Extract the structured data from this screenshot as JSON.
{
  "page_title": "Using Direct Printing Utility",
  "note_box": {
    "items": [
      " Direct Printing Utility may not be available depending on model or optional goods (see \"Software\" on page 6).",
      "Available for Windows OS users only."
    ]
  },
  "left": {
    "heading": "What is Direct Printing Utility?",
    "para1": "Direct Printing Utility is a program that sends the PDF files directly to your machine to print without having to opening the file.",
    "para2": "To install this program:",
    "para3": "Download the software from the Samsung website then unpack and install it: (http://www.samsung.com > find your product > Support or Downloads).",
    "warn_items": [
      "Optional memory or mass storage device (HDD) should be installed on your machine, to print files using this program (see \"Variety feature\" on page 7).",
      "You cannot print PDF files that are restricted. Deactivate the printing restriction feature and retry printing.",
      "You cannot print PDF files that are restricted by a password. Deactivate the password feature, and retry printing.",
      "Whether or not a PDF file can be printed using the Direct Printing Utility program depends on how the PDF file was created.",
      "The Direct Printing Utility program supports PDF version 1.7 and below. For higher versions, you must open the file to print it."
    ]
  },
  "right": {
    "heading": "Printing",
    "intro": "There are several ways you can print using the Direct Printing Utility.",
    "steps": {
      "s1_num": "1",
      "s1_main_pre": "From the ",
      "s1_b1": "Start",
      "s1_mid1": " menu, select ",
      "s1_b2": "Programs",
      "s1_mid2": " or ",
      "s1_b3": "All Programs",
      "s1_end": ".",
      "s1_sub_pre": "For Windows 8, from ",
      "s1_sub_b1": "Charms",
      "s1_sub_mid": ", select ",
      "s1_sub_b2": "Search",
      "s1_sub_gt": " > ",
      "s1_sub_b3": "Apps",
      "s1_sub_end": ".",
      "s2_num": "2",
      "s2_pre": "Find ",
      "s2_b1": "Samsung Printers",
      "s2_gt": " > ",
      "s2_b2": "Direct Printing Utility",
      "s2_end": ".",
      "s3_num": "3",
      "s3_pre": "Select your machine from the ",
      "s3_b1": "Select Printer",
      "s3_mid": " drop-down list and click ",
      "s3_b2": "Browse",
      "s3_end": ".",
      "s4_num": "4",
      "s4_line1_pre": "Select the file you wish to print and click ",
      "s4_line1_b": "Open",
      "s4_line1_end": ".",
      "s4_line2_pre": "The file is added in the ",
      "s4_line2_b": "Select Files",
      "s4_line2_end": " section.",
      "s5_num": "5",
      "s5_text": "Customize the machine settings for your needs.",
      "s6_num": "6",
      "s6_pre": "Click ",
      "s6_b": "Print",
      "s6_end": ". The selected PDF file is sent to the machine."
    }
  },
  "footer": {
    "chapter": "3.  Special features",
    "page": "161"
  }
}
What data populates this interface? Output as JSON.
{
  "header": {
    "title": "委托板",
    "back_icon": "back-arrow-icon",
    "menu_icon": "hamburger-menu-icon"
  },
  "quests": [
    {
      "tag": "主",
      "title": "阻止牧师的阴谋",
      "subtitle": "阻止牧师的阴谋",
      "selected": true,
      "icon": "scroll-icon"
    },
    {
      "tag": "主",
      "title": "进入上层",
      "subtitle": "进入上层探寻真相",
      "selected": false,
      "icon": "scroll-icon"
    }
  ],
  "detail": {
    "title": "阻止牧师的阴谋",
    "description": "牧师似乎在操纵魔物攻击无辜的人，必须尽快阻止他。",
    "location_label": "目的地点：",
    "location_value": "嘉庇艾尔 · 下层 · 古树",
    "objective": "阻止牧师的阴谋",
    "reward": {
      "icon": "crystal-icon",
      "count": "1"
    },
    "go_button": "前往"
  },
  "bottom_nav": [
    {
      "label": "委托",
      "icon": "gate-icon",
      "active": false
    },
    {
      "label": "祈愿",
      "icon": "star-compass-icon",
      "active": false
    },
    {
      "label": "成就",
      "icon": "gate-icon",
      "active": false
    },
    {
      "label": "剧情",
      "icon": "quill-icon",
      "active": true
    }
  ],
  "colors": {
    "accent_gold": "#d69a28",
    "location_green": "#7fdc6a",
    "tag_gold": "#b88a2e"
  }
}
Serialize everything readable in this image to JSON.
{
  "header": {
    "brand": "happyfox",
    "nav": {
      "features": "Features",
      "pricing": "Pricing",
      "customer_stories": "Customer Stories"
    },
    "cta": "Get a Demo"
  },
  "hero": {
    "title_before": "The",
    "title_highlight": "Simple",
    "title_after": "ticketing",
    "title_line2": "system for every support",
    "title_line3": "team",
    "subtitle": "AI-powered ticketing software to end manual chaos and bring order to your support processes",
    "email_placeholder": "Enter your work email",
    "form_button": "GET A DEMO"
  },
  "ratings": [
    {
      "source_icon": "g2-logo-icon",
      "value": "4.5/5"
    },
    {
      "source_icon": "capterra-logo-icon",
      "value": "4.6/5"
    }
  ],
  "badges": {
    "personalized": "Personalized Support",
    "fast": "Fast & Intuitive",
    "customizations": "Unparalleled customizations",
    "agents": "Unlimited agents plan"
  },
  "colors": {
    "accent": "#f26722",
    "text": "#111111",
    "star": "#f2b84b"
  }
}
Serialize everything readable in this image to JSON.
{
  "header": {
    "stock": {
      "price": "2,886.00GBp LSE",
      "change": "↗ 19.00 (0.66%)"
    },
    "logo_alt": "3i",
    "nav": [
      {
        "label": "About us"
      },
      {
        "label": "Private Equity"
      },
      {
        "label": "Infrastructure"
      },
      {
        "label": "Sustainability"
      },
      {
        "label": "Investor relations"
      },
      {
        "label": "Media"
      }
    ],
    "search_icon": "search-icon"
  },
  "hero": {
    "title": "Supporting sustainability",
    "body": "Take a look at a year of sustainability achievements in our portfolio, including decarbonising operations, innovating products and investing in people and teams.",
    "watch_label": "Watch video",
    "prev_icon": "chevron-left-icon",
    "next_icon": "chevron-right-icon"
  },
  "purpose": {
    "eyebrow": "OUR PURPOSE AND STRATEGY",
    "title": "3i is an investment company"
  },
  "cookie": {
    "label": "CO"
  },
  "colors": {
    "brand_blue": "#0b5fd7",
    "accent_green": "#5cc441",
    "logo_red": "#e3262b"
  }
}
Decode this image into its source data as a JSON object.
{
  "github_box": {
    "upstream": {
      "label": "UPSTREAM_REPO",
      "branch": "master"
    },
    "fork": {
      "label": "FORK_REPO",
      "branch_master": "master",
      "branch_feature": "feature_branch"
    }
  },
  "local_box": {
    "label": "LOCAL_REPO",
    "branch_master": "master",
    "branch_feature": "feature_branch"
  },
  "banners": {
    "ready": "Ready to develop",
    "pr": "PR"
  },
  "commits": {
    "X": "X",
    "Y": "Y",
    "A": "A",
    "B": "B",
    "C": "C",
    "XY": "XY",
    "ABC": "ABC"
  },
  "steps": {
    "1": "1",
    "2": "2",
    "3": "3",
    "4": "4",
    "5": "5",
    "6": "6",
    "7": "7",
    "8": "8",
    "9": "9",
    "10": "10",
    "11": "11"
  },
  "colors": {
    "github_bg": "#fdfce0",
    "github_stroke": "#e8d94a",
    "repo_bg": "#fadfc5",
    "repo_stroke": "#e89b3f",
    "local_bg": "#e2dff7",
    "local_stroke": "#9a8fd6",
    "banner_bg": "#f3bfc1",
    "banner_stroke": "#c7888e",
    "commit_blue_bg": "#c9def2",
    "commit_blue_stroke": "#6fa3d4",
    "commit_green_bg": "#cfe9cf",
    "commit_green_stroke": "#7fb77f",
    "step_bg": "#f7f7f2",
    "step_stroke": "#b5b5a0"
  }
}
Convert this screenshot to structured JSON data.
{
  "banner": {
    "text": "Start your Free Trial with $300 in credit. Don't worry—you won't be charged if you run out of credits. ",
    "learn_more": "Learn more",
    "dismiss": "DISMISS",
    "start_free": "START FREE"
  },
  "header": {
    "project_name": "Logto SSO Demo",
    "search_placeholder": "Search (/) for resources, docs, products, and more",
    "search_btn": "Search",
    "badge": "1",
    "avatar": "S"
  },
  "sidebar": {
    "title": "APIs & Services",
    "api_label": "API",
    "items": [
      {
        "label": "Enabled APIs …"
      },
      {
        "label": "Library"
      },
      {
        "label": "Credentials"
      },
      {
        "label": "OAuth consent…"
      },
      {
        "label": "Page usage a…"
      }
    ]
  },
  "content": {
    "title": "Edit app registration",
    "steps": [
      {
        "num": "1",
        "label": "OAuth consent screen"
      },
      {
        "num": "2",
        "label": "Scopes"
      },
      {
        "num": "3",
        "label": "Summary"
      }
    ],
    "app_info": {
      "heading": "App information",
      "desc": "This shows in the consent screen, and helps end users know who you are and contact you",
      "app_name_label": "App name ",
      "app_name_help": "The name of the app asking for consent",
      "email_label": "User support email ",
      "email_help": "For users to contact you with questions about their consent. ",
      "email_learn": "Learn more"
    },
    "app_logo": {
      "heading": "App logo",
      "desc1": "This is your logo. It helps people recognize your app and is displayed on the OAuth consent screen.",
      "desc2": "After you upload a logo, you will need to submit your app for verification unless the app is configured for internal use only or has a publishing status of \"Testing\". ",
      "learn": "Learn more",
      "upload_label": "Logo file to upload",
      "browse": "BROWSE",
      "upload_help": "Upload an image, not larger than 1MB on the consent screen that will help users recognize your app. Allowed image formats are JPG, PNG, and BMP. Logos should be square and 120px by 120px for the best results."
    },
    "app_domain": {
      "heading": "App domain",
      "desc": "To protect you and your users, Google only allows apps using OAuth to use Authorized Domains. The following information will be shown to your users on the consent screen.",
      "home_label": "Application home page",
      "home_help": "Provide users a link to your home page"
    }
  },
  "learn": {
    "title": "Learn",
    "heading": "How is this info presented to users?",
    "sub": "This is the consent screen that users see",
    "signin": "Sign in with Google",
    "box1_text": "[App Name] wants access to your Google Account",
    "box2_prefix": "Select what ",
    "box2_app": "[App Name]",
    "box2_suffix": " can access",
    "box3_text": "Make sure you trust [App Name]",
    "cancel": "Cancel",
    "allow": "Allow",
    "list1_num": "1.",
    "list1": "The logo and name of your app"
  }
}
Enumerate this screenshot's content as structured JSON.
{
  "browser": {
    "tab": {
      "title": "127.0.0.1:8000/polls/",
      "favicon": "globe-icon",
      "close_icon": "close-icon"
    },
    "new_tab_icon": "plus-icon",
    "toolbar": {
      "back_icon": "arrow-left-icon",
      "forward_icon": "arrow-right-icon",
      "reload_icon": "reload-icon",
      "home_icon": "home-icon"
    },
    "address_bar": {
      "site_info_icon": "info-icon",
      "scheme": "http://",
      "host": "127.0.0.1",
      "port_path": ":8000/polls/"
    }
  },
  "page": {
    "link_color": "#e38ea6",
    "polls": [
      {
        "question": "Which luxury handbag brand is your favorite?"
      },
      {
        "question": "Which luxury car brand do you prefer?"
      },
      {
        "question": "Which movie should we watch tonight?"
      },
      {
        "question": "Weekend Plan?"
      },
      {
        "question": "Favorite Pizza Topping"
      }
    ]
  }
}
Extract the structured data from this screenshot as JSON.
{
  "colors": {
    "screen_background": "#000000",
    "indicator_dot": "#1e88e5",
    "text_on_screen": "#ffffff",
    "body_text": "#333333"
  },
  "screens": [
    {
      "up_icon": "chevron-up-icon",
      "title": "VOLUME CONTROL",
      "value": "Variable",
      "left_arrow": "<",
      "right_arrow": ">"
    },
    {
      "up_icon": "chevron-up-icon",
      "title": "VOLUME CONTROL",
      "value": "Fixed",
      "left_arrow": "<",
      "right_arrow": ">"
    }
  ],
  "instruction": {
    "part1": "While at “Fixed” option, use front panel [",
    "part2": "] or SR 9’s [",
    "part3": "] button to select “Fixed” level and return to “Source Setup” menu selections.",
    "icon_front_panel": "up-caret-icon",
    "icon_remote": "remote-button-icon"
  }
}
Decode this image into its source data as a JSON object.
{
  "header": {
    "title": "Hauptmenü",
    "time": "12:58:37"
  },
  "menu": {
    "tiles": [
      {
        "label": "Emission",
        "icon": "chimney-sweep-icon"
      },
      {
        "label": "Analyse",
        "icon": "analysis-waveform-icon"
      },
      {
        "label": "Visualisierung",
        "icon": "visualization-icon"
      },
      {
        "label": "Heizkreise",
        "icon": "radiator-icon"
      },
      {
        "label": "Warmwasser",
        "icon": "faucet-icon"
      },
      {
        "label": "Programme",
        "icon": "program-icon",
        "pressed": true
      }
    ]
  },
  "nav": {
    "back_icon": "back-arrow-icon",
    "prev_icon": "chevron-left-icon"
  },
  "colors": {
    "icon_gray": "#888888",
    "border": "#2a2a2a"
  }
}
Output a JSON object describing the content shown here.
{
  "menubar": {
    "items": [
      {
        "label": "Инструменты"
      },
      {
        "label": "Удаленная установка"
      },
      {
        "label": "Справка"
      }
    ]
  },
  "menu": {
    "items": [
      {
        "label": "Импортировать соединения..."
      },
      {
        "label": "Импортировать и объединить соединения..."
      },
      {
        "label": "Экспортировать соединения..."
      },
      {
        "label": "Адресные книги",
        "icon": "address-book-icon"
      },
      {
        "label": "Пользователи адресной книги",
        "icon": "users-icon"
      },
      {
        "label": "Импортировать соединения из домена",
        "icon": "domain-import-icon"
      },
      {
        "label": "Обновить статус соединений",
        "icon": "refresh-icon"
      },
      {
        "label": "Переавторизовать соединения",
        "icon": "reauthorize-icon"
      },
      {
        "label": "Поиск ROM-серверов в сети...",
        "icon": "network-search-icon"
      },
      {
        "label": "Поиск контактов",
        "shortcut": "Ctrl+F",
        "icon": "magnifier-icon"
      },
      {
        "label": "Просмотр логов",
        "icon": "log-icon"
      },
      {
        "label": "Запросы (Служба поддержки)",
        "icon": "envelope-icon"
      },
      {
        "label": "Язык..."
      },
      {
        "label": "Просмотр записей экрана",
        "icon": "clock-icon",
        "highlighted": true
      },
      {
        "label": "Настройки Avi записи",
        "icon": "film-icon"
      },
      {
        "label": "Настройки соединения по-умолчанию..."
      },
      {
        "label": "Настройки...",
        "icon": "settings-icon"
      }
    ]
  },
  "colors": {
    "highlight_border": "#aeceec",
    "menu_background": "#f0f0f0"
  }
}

What is required: Gather all lines from the listing above in which "Поиск" occurs.

Exercise answer:
        "label": "Поиск ROM-серверов в сети...",
        "label": "Поиск контактов",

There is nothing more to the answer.